**** Records to process ****

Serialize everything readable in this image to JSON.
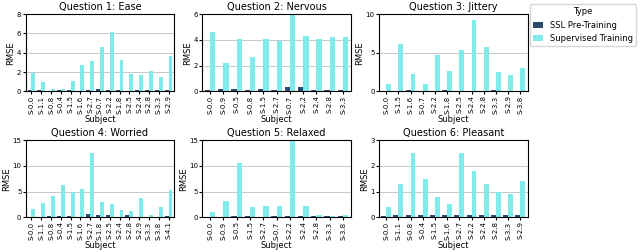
{
  "chart_data": [
    {
      "type": "bar",
      "title": "Question 1: Ease",
      "xlabel": "Subject",
      "ylabel": "RMSE",
      "categories": [
        "S-0.0",
        "S-1.1",
        "S-0.8",
        "S-0.4",
        "S-1.5",
        "S-1.6",
        "S-2.7",
        "S-0.7",
        "S-2.2",
        "S-1.8",
        "S-2.5",
        "S-2.4",
        "S-2.8",
        "S-3.3",
        "S-2.9"
      ],
      "series": [
        {
          "name": "SSL Pre-Training",
          "color": "#2c4a6e",
          "values": [
            0.12,
            0.1,
            0.05,
            0.15,
            0.1,
            0.08,
            0.12,
            0.28,
            0.15,
            0.12,
            0.08,
            0.13,
            0.12,
            0.1,
            0.12
          ]
        },
        {
          "name": "Supervised Training",
          "color": "#7eecea",
          "values": [
            1.9,
            1.0,
            0.2,
            0.25,
            1.1,
            2.7,
            3.1,
            4.6,
            6.1,
            3.2,
            1.75,
            1.65,
            2.15,
            1.5,
            3.7
          ]
        }
      ],
      "ylim": [
        0,
        8
      ],
      "yticks": [
        0,
        2,
        4,
        6,
        8
      ],
      "grid": true
    },
    {
      "type": "bar",
      "title": "Question 2: Nervous",
      "xlabel": "Subject",
      "ylabel": "RMSE",
      "categories": [
        "S-0.0",
        "S-0.9",
        "S-0.5",
        "S-0.8",
        "S-1.5",
        "S-2.7",
        "S-0.7",
        "S-2.2",
        "S-2.4",
        "S-2.8",
        "S-3.3"
      ],
      "series": [
        {
          "name": "SSL Pre-Training",
          "color": "#2c4a6e",
          "values": [
            0.08,
            0.15,
            0.2,
            0.1,
            0.2,
            0.12,
            0.35,
            0.32,
            0.1,
            0.12,
            0.1
          ]
        },
        {
          "name": "Supervised Training",
          "color": "#7eecea",
          "values": [
            4.6,
            2.2,
            4.1,
            2.7,
            4.1,
            3.9,
            5.9,
            4.3,
            4.1,
            4.2,
            4.2
          ]
        }
      ],
      "ylim": [
        0,
        6
      ],
      "yticks": [
        0,
        2,
        4,
        6
      ],
      "grid": true
    },
    {
      "type": "bar",
      "title": "Question 3: Jittery",
      "xlabel": "Subject",
      "ylabel": "RMSE",
      "categories": [
        "S-0.0",
        "S-1.5",
        "S-1.6",
        "S-0.7",
        "S-2.2",
        "S-1.8",
        "S-2.5",
        "S-2.4",
        "S-2.8",
        "S-3.3",
        "S-2.9",
        "S-3.8"
      ],
      "series": [
        {
          "name": "SSL Pre-Training",
          "color": "#2c4a6e",
          "values": [
            0.1,
            0.1,
            0.12,
            0.1,
            0.08,
            0.12,
            0.1,
            0.08,
            0.1,
            0.12,
            0.1,
            0.08
          ]
        },
        {
          "name": "Supervised Training",
          "color": "#7eecea",
          "values": [
            1.0,
            6.1,
            2.2,
            0.9,
            4.7,
            2.6,
            5.3,
            9.3,
            5.8,
            2.5,
            2.1,
            3.0
          ]
        }
      ],
      "ylim": [
        0,
        10
      ],
      "yticks": [
        0,
        5,
        10
      ],
      "grid": true,
      "legend": "upper right",
      "legend_title": "Type"
    },
    {
      "type": "bar",
      "title": "Question 4: Worried",
      "xlabel": "Subject",
      "ylabel": "RMSE",
      "categories": [
        "S-0.0",
        "S-1.1",
        "S-0.8",
        "S-0.4",
        "S-1.5",
        "S-1.6",
        "S-2.7",
        "S-1.8",
        "S-2.5",
        "S-2.4",
        "S-2.8",
        "S-2.9",
        "S-3.3",
        "S-3.8",
        "S-4.1"
      ],
      "series": [
        {
          "name": "SSL Pre-Training",
          "color": "#2c4a6e",
          "values": [
            0.1,
            0.1,
            0.25,
            0.2,
            0.2,
            0.15,
            0.6,
            0.4,
            0.4,
            0.1,
            0.5,
            0.1,
            0.15,
            0.1,
            0.3
          ]
        },
        {
          "name": "Supervised Training",
          "color": "#7eecea",
          "values": [
            1.6,
            2.7,
            4.1,
            6.2,
            4.9,
            5.6,
            12.5,
            2.9,
            2.5,
            1.5,
            1.2,
            3.8,
            0.5,
            2.1,
            5.3
          ]
        }
      ],
      "ylim": [
        0,
        15
      ],
      "yticks": [
        0,
        5,
        10,
        15
      ],
      "grid": true
    },
    {
      "type": "bar",
      "title": "Question 5: Relaxed",
      "xlabel": "Subject",
      "ylabel": "RMSE",
      "categories": [
        "S-0.0",
        "S-0.9",
        "S-0.5",
        "S-1.5",
        "S-2.7",
        "S-0.7",
        "S-2.2",
        "S-2.4",
        "S-2.8",
        "S-3.3",
        "S-3.8"
      ],
      "series": [
        {
          "name": "SSL Pre-Training",
          "color": "#2c4a6e",
          "values": [
            0.1,
            0.15,
            0.35,
            0.2,
            0.1,
            0.2,
            0.3,
            0.2,
            0.2,
            0.25,
            0.3
          ]
        },
        {
          "name": "Supervised Training",
          "color": "#7eecea",
          "values": [
            1.0,
            3.2,
            10.5,
            2.0,
            2.2,
            2.2,
            14.8,
            2.2,
            0.5,
            0.3,
            0.4
          ]
        }
      ],
      "ylim": [
        0,
        15
      ],
      "yticks": [
        0,
        5,
        10,
        15
      ],
      "grid": true
    },
    {
      "type": "bar",
      "title": "Question 6: Pleasant",
      "xlabel": "Subject",
      "ylabel": "RMSE",
      "categories": [
        "S-0.0",
        "S-1.1",
        "S-0.8",
        "S-0.4",
        "S-1.5",
        "S-1.6",
        "S-2.7",
        "S-2.2",
        "S-2.4",
        "S-2.8",
        "S-3.3",
        "S-2.9"
      ],
      "series": [
        {
          "name": "SSL Pre-Training",
          "color": "#2c4a6e",
          "values": [
            0.05,
            0.1,
            0.1,
            0.08,
            0.08,
            0.1,
            0.1,
            0.1,
            0.1,
            0.1,
            0.08,
            0.1
          ]
        },
        {
          "name": "Supervised Training",
          "color": "#7eecea",
          "values": [
            0.4,
            1.3,
            2.5,
            1.5,
            0.8,
            0.5,
            2.5,
            1.8,
            1.3,
            1.0,
            0.9,
            1.4
          ]
        }
      ],
      "ylim": [
        0,
        3
      ],
      "yticks": [
        0,
        1,
        2,
        3
      ],
      "grid": true
    }
  ]
}
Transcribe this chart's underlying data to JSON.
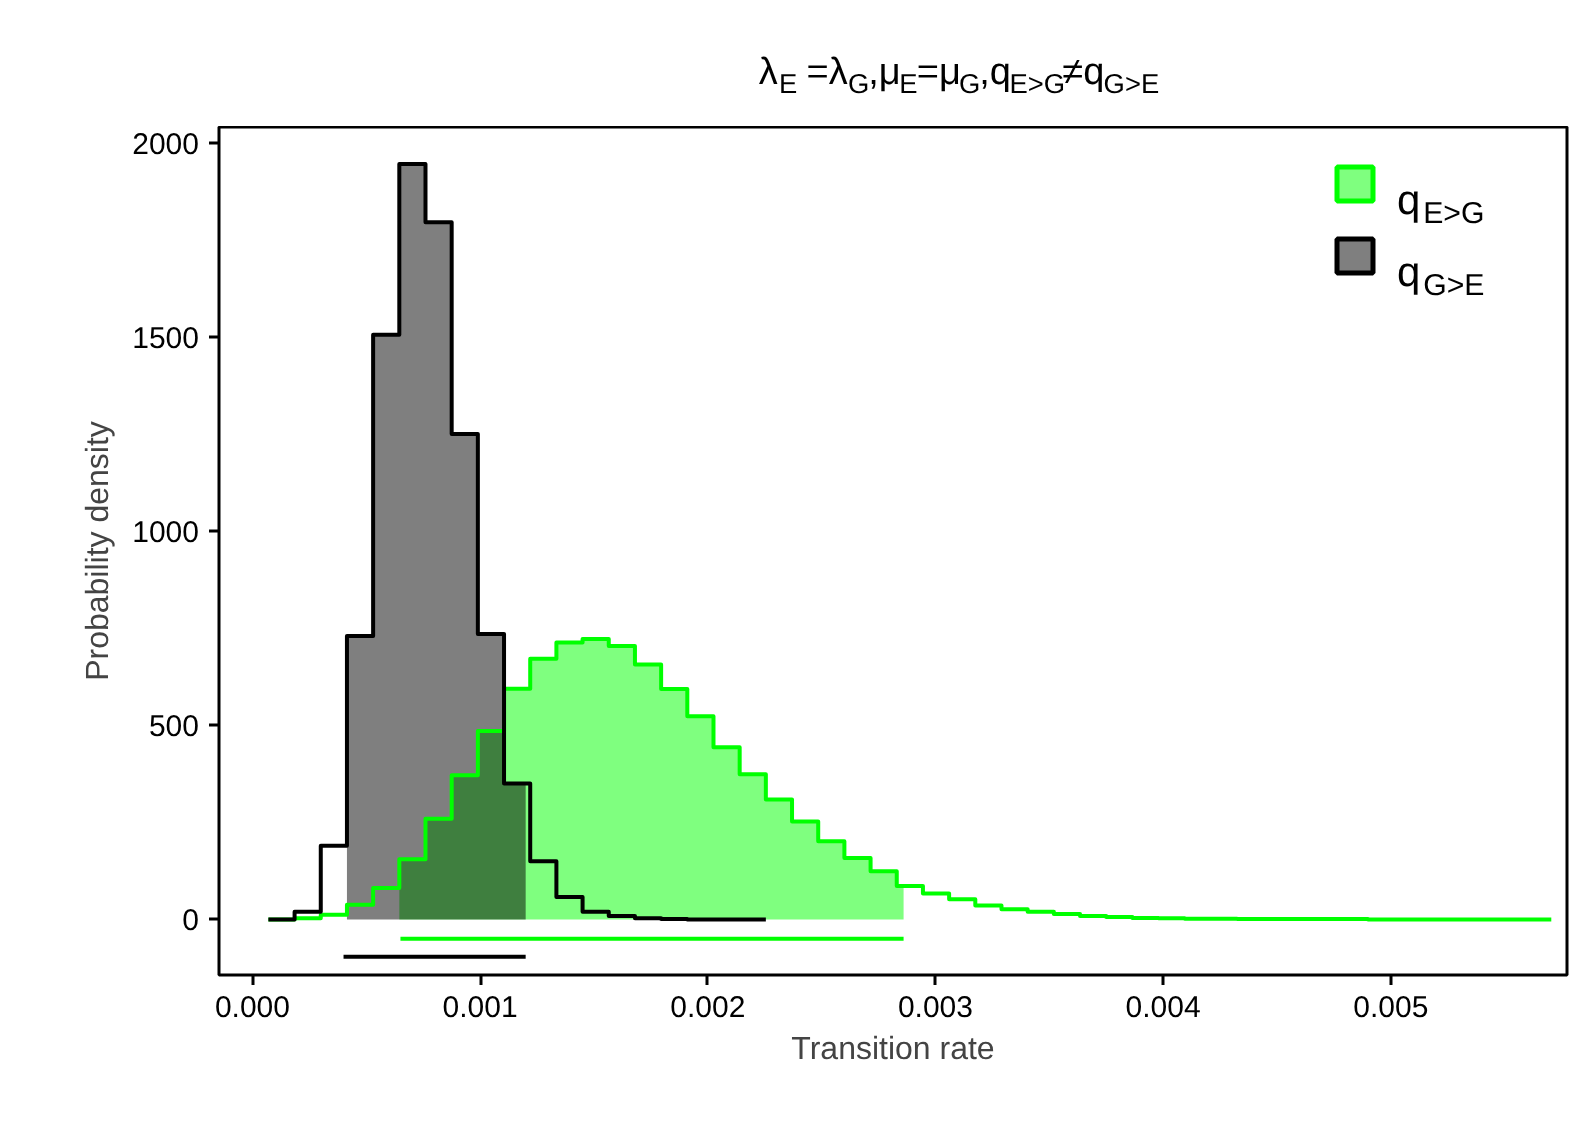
{
  "chart_data": {
    "type": "histogram",
    "title": "λ$_{E}$ =λ$_{G}$,μ$_{E}$=μ$_{G}$,q$_{E>G}$≠q$_{G>E}$",
    "xlabel": "Transition rate",
    "ylabel": "Probability density",
    "xlim": [
      -0.000147,
      0.005774
    ],
    "ylim": [
      -143,
      2040
    ],
    "xticks": [
      {
        "value": 0,
        "label": "0.000"
      },
      {
        "value": 0.001,
        "label": "0.001"
      },
      {
        "value": 0.002,
        "label": "0.002"
      },
      {
        "value": 0.003,
        "label": "0.003"
      },
      {
        "value": 0.004,
        "label": "0.004"
      },
      {
        "value": 0.005,
        "label": "0.005"
      }
    ],
    "yticks": [
      0,
      500,
      1000,
      1500,
      2000
    ],
    "grid": false,
    "legend": "top right",
    "series": [
      {
        "name": "q$_{E>G}$",
        "color": "#00ff00",
        "bins": [
          7e-05,
          0.000185,
          0.0003,
          0.000415,
          0.00053,
          0.000645,
          0.00076,
          0.000875,
          0.00099,
          0.001105,
          0.00122,
          0.001335,
          0.00145,
          0.001565,
          0.00168,
          0.001795,
          0.00191,
          0.002025,
          0.00214,
          0.002255,
          0.00237,
          0.002485,
          0.0026,
          0.002715,
          0.00283,
          0.002945,
          0.00306,
          0.003175,
          0.00329,
          0.003405,
          0.00352,
          0.003635,
          0.00375,
          0.003865,
          0.00398,
          0.004095,
          0.00421,
          0.004325,
          0.00444,
          0.004555,
          0.00467,
          0.004785,
          0.0049,
          0.005015,
          0.00513,
          0.005245,
          0.00536,
          0.005475,
          0.00559,
          0.005705
        ],
        "values": [
          0,
          3,
          12,
          38,
          81,
          155,
          259,
          371,
          485,
          594,
          671,
          713,
          722,
          704,
          656,
          593,
          523,
          443,
          374,
          309,
          252,
          201,
          158,
          124,
          86,
          67,
          52,
          36,
          26,
          20,
          14,
          9,
          6,
          4,
          3,
          2,
          2,
          1,
          1,
          1,
          1,
          1,
          0,
          0,
          0,
          0,
          0,
          0,
          0
        ]
      },
      {
        "name": "q$_{G>E}$",
        "color": "#000000",
        "bins": [
          7e-05,
          0.000185,
          0.0003,
          0.000415,
          0.00053,
          0.000645,
          0.00076,
          0.000875,
          0.00099,
          0.001105,
          0.00122,
          0.001335,
          0.00145,
          0.001565,
          0.00168,
          0.001795,
          0.00191,
          0.002025,
          0.00214,
          0.002255
        ],
        "values": [
          0,
          20,
          190,
          730,
          1505,
          1945,
          1795,
          1250,
          735,
          350,
          150,
          58,
          20,
          9,
          3,
          1,
          0,
          0,
          0
        ]
      },
      {
        "type": "area",
        "color": "#00ff00",
        "x": [
          0.000645,
          0.00076,
          0.000875,
          0.00099,
          0.001105,
          0.00122,
          0.001335,
          0.00145,
          0.001565,
          0.00168,
          0.001795,
          0.00191,
          0.002025,
          0.00214,
          0.002255,
          0.00237,
          0.002485,
          0.0026,
          0.002715,
          0.00283,
          0.00286
        ],
        "values": [
          155,
          259,
          371,
          485,
          594,
          671,
          713,
          722,
          704,
          656,
          593,
          523,
          443,
          374,
          309,
          252,
          201,
          158,
          124,
          86,
          86
        ]
      },
      {
        "type": "area",
        "color": "#000000",
        "x": [
          0.000415,
          0.00053,
          0.000645,
          0.00076,
          0.000875,
          0.00099,
          0.001105,
          0.0012
        ],
        "values": [
          730,
          1505,
          1945,
          1795,
          1250,
          735,
          350,
          350
        ]
      },
      {
        "type": "line",
        "color": "#00ff00",
        "x": [
          0.00065,
          0.00286
        ],
        "values": [
          -50,
          -50
        ]
      },
      {
        "type": "line",
        "color": "#000000",
        "x": [
          0.0004,
          0.0012
        ],
        "values": [
          -96,
          -96
        ]
      }
    ]
  }
}
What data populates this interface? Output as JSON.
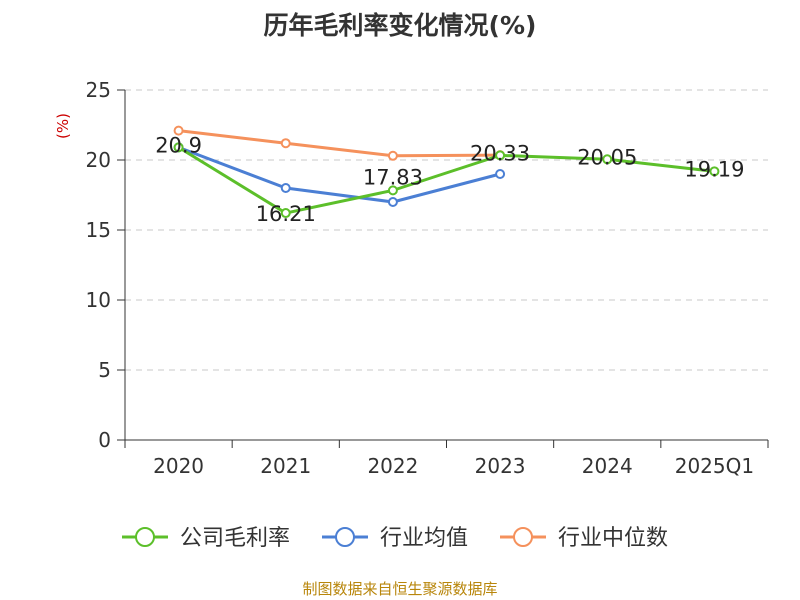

****

Work to complete =>
Which lines of the material contain the string "JSON"? List each of them.

Final answer =>
Serialize everything readable in this image to JSON.
Transcribe this chart's underlying data to JSON.
What data populates this interface? Output as JSON.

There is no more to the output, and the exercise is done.